> **Extracted data entries**:
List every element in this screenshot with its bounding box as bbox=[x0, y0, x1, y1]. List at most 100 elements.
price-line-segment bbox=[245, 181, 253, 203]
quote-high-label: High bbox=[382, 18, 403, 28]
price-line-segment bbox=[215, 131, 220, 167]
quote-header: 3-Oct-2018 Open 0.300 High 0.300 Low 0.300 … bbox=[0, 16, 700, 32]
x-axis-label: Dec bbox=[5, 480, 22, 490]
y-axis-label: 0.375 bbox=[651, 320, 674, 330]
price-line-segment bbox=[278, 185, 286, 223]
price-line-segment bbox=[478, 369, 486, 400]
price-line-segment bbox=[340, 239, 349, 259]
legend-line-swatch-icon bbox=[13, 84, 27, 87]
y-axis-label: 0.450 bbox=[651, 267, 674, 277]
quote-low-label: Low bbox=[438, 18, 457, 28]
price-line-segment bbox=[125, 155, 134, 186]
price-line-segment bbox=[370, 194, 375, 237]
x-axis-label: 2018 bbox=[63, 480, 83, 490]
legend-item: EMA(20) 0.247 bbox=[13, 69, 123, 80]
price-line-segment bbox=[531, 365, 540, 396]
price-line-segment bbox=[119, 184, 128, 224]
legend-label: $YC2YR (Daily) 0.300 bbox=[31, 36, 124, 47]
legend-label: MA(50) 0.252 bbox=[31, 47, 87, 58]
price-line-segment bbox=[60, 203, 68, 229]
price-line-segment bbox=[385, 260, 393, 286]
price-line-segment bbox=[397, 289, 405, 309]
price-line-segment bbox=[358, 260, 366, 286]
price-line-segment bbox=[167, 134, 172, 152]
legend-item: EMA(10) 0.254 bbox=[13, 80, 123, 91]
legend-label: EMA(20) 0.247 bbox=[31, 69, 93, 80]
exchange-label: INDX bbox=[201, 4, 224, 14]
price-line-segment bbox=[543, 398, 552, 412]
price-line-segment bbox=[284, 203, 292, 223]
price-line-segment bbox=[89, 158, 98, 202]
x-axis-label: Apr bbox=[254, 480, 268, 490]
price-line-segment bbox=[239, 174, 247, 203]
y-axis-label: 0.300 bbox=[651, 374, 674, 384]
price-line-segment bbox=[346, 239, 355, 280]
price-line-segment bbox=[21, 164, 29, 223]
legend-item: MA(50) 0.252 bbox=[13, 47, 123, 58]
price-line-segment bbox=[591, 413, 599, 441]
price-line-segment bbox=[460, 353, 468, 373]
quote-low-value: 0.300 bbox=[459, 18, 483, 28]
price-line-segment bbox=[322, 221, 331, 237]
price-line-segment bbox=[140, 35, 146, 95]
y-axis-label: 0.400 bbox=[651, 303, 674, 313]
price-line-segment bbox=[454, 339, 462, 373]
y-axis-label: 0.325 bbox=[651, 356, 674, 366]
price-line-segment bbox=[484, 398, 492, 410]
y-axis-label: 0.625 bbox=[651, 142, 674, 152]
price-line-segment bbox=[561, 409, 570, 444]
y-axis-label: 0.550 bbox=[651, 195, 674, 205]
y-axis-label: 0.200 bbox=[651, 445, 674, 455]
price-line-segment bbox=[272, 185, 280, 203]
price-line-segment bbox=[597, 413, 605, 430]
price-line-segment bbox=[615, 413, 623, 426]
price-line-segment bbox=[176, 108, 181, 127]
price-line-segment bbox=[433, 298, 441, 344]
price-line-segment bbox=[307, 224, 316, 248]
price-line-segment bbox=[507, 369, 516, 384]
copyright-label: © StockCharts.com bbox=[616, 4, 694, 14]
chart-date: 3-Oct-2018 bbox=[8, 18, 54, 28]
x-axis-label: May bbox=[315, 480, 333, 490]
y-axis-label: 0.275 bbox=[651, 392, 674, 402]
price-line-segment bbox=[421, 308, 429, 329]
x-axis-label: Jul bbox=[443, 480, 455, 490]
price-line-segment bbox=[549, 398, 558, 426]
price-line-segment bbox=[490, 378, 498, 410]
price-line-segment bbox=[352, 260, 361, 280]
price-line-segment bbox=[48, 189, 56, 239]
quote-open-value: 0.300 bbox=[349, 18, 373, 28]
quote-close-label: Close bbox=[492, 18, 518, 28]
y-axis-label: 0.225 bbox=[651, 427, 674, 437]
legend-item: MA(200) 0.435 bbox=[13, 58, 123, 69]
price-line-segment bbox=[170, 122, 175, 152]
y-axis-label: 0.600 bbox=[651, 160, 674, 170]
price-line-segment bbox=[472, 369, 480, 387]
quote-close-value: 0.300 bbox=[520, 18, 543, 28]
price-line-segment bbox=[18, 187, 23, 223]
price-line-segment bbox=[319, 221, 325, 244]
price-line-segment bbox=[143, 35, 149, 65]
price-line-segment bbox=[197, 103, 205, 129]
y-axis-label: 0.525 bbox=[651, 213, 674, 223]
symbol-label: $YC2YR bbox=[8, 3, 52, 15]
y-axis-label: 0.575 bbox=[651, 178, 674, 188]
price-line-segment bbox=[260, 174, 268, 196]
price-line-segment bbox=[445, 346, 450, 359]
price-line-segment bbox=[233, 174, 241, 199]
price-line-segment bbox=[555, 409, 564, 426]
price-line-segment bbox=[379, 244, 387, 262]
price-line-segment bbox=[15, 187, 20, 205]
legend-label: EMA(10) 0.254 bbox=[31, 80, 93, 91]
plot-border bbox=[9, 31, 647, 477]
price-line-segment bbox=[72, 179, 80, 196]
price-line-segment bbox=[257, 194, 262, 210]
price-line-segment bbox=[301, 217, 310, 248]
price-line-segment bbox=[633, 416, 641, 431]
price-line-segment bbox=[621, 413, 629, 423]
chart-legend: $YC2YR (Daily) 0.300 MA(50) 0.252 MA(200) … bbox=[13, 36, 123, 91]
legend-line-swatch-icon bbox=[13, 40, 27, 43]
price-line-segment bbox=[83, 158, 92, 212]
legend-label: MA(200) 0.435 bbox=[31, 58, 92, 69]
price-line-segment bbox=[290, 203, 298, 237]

> **Given instruction**:
Rewrite the listing above, changing every occurrence of "price-line-segment" to "price-segment" and keeping all other text the same.

> **The response**:
List every element in this screenshot with its bounding box as bbox=[x0, y0, x1, y1]. List at most 100 elements.
price-segment bbox=[245, 181, 253, 203]
quote-high-label: High bbox=[382, 18, 403, 28]
price-segment bbox=[215, 131, 220, 167]
quote-header: 3-Oct-2018 Open 0.300 High 0.300 Low 0.300 … bbox=[0, 16, 700, 32]
x-axis-label: Dec bbox=[5, 480, 22, 490]
y-axis-label: 0.375 bbox=[651, 320, 674, 330]
price-segment bbox=[278, 185, 286, 223]
price-segment bbox=[478, 369, 486, 400]
price-segment bbox=[340, 239, 349, 259]
legend-line-swatch-icon bbox=[13, 84, 27, 87]
y-axis-label: 0.450 bbox=[651, 267, 674, 277]
quote-low-label: Low bbox=[438, 18, 457, 28]
price-segment bbox=[125, 155, 134, 186]
price-segment bbox=[370, 194, 375, 237]
x-axis-label: 2018 bbox=[63, 480, 83, 490]
legend-item: EMA(20) 0.247 bbox=[13, 69, 123, 80]
price-segment bbox=[531, 365, 540, 396]
price-segment bbox=[119, 184, 128, 224]
legend-label: $YC2YR (Daily) 0.300 bbox=[31, 36, 124, 47]
legend-label: MA(50) 0.252 bbox=[31, 47, 87, 58]
price-segment bbox=[60, 203, 68, 229]
price-segment bbox=[385, 260, 393, 286]
price-segment bbox=[397, 289, 405, 309]
price-segment bbox=[358, 260, 366, 286]
price-segment bbox=[167, 134, 172, 152]
legend-item: EMA(10) 0.254 bbox=[13, 80, 123, 91]
legend-label: EMA(20) 0.247 bbox=[31, 69, 93, 80]
exchange-label: INDX bbox=[201, 4, 224, 14]
price-segment bbox=[543, 398, 552, 412]
price-segment bbox=[284, 203, 292, 223]
price-segment bbox=[89, 158, 98, 202]
x-axis-label: Apr bbox=[254, 480, 268, 490]
price-segment bbox=[239, 174, 247, 203]
y-axis-label: 0.300 bbox=[651, 374, 674, 384]
price-segment bbox=[346, 239, 355, 280]
price-segment bbox=[21, 164, 29, 223]
legend-item: MA(50) 0.252 bbox=[13, 47, 123, 58]
price-segment bbox=[591, 413, 599, 441]
price-segment bbox=[460, 353, 468, 373]
quote-low-value: 0.300 bbox=[459, 18, 483, 28]
price-segment bbox=[322, 221, 331, 237]
price-segment bbox=[140, 35, 146, 95]
y-axis-label: 0.400 bbox=[651, 303, 674, 313]
price-segment bbox=[454, 339, 462, 373]
y-axis-label: 0.325 bbox=[651, 356, 674, 366]
price-segment bbox=[484, 398, 492, 410]
y-axis-label: 0.625 bbox=[651, 142, 674, 152]
price-segment bbox=[561, 409, 570, 444]
y-axis-label: 0.550 bbox=[651, 195, 674, 205]
y-axis-label: 0.200 bbox=[651, 445, 674, 455]
price-segment bbox=[272, 185, 280, 203]
price-segment bbox=[597, 413, 605, 430]
price-segment bbox=[615, 413, 623, 426]
price-segment bbox=[176, 108, 181, 127]
price-segment bbox=[433, 298, 441, 344]
price-segment bbox=[307, 224, 316, 248]
price-segment bbox=[507, 369, 516, 384]
copyright-label: © StockCharts.com bbox=[616, 4, 694, 14]
chart-date: 3-Oct-2018 bbox=[8, 18, 54, 28]
x-axis-label: May bbox=[315, 480, 333, 490]
y-axis-label: 0.275 bbox=[651, 392, 674, 402]
price-segment bbox=[421, 308, 429, 329]
x-axis-label: Jul bbox=[443, 480, 455, 490]
price-segment bbox=[549, 398, 558, 426]
price-segment bbox=[490, 378, 498, 410]
price-segment bbox=[352, 260, 361, 280]
price-segment bbox=[48, 189, 56, 239]
quote-open-value: 0.300 bbox=[349, 18, 373, 28]
quote-close-label: Close bbox=[492, 18, 518, 28]
y-axis-label: 0.225 bbox=[651, 427, 674, 437]
legend-item: MA(200) 0.435 bbox=[13, 58, 123, 69]
price-segment bbox=[170, 122, 175, 152]
y-axis-label: 0.600 bbox=[651, 160, 674, 170]
price-segment bbox=[472, 369, 480, 387]
quote-close-value: 0.300 bbox=[520, 18, 543, 28]
price-segment bbox=[18, 187, 23, 223]
price-segment bbox=[319, 221, 325, 244]
price-segment bbox=[143, 35, 149, 65]
price-segment bbox=[197, 103, 205, 129]
y-axis-label: 0.525 bbox=[651, 213, 674, 223]
symbol-label: $YC2YR bbox=[8, 3, 52, 15]
y-axis-label: 0.575 bbox=[651, 178, 674, 188]
price-segment bbox=[260, 174, 268, 196]
price-segment bbox=[445, 346, 450, 359]
price-segment bbox=[233, 174, 241, 199]
price-segment bbox=[555, 409, 564, 426]
price-segment bbox=[379, 244, 387, 262]
price-segment bbox=[15, 187, 20, 205]
legend-label: EMA(10) 0.254 bbox=[31, 80, 93, 91]
plot-border bbox=[9, 31, 647, 477]
price-segment bbox=[72, 179, 80, 196]
price-segment bbox=[257, 194, 262, 210]
price-segment bbox=[301, 217, 310, 248]
price-segment bbox=[633, 416, 641, 431]
price-segment bbox=[621, 413, 629, 423]
chart-legend: $YC2YR (Daily) 0.300 MA(50) 0.252 MA(200) … bbox=[13, 36, 123, 91]
legend-line-swatch-icon bbox=[13, 40, 27, 43]
price-segment bbox=[83, 158, 92, 212]
legend-label: MA(200) 0.435 bbox=[31, 58, 92, 69]
price-segment bbox=[290, 203, 298, 237]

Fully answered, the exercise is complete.